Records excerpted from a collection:
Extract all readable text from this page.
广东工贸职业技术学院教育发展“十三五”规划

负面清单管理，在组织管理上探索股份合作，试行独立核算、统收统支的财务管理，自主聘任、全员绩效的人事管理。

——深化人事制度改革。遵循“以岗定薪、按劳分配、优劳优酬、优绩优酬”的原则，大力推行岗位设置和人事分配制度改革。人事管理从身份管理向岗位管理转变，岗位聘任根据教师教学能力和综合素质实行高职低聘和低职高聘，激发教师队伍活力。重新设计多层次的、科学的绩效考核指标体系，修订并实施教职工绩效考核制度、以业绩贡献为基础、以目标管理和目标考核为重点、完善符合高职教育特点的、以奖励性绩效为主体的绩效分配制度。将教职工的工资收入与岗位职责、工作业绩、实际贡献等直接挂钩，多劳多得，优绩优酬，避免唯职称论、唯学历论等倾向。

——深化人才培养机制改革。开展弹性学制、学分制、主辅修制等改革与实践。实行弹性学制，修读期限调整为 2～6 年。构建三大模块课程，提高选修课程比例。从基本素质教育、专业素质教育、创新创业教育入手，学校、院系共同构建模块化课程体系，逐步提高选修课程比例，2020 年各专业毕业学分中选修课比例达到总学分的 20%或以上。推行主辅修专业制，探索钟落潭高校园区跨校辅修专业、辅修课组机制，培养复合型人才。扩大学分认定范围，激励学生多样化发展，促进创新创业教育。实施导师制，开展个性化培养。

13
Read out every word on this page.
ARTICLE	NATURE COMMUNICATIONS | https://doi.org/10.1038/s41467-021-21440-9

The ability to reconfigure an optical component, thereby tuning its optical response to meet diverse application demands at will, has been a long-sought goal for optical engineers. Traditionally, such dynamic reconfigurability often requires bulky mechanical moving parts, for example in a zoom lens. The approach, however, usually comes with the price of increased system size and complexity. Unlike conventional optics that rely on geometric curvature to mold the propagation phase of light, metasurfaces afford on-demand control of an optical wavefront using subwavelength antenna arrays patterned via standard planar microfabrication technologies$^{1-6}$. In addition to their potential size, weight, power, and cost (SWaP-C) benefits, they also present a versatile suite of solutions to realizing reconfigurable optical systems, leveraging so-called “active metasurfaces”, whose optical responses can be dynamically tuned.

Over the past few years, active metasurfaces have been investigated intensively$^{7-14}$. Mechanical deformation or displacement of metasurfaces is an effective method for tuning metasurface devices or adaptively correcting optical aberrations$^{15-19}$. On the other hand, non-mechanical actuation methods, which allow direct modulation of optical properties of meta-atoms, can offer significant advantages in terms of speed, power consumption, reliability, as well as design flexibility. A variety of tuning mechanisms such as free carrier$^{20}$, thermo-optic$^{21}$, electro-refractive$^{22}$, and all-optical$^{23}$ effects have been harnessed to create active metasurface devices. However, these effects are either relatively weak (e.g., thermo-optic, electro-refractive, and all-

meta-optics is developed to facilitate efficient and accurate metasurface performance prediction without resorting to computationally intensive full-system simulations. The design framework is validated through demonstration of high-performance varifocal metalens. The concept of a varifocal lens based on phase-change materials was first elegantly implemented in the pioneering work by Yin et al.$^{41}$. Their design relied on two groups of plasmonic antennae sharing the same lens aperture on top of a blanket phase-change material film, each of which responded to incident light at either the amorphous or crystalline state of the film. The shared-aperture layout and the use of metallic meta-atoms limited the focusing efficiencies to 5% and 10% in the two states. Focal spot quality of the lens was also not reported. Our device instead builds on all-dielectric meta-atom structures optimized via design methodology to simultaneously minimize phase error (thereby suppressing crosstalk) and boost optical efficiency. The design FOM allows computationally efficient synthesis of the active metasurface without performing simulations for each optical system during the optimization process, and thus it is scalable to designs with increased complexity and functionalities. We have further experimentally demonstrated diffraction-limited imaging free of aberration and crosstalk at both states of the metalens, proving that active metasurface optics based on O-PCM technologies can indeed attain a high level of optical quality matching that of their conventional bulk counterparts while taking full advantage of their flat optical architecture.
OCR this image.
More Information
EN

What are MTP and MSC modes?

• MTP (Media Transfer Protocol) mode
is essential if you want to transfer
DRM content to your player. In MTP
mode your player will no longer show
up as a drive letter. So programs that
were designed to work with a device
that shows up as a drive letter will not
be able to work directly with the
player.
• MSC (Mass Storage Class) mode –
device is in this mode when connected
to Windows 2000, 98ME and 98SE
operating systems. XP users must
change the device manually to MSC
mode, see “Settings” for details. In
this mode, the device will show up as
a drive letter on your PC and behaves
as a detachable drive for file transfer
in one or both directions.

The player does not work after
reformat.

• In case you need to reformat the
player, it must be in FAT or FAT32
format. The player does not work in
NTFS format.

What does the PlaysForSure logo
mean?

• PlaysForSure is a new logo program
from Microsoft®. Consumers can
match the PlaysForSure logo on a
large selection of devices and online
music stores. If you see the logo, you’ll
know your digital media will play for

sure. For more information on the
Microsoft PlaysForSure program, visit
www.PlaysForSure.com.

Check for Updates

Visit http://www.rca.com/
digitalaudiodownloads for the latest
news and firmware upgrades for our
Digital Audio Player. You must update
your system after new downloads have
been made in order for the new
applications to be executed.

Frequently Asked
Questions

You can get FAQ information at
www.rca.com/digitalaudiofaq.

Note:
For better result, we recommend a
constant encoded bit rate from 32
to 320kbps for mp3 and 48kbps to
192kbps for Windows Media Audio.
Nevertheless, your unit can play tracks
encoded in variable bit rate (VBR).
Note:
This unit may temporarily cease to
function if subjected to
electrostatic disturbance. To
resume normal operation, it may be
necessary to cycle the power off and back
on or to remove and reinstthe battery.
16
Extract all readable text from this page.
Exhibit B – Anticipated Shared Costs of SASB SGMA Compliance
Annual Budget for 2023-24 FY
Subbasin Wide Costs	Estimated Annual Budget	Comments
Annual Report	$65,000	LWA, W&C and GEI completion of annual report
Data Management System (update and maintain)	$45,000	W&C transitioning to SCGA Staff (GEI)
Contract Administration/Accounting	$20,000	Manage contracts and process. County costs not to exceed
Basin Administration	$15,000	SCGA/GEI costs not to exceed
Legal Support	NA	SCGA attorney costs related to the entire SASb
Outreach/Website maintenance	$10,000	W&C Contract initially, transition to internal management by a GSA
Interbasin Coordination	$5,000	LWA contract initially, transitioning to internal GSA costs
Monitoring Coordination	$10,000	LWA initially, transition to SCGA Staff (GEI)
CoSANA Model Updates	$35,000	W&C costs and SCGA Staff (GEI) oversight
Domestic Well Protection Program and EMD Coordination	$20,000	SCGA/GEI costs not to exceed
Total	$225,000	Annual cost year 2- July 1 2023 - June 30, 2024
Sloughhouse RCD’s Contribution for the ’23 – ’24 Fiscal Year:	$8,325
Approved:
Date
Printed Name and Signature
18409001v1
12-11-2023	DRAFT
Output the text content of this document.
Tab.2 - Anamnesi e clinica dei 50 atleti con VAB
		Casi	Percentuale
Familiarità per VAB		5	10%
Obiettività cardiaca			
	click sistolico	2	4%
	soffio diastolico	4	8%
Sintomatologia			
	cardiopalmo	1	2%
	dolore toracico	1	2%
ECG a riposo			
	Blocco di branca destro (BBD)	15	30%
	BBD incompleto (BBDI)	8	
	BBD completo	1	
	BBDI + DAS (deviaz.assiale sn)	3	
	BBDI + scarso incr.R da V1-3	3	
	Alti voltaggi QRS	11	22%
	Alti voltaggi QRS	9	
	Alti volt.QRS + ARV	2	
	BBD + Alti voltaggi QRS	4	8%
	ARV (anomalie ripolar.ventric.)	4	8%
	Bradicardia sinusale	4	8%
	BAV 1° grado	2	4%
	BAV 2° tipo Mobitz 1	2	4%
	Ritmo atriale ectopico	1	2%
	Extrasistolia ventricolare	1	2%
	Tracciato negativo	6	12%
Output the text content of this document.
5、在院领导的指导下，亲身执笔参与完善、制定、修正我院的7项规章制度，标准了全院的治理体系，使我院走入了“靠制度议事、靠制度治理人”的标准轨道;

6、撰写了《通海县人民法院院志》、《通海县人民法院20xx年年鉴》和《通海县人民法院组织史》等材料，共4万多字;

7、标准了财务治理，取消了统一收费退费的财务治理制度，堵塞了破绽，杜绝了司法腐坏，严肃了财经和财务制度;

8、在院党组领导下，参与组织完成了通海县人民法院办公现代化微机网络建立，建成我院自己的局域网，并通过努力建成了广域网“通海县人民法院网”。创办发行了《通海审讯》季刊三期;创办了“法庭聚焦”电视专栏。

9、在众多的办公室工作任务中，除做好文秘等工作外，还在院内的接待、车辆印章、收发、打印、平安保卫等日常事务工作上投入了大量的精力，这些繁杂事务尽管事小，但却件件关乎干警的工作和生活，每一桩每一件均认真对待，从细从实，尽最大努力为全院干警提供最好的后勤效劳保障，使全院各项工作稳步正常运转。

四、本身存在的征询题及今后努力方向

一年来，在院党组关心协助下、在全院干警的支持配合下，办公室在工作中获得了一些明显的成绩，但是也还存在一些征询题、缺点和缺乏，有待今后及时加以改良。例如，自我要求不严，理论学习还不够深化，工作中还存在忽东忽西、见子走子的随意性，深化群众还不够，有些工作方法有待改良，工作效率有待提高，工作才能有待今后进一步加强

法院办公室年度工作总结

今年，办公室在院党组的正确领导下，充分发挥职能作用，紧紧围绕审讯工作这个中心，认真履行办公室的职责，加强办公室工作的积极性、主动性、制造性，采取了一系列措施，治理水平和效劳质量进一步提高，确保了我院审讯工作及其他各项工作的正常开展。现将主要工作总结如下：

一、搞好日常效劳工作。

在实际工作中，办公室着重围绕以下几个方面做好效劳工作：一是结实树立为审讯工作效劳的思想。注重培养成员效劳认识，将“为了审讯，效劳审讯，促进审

» **TASK DETAILS**: Which lines hold the word "What"? Copy every one of them.

» **RESPONSE FOR THIS EXERCISE**:
What are MTP and MSC modes?
What does the PlaysForSure logo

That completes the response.